<<<<

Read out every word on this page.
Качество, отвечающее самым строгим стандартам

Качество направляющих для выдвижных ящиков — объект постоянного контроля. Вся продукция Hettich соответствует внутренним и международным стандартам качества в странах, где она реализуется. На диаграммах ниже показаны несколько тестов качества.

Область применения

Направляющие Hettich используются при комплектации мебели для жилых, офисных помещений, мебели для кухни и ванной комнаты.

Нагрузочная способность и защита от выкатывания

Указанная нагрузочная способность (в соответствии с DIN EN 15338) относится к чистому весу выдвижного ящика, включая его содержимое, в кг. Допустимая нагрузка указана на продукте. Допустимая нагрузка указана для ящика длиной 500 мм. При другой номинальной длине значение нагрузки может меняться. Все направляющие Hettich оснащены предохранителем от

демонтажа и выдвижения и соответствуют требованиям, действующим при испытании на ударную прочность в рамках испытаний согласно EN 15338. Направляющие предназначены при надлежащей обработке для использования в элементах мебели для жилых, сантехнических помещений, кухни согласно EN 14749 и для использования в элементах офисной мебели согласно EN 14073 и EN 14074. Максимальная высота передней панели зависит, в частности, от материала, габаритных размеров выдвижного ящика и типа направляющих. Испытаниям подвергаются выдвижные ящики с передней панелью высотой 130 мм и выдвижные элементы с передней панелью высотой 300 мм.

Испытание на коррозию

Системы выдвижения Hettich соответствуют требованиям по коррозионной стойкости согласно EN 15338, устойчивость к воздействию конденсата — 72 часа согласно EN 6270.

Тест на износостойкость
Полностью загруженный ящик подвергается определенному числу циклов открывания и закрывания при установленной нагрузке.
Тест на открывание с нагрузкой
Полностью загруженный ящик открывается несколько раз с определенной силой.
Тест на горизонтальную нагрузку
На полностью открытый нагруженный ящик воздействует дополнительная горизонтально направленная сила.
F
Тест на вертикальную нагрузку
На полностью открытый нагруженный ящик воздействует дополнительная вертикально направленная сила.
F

>>>>

- Objective
Go over the records above and tally each line that includes "несколько". Give the total by itself.

- Complete answer
2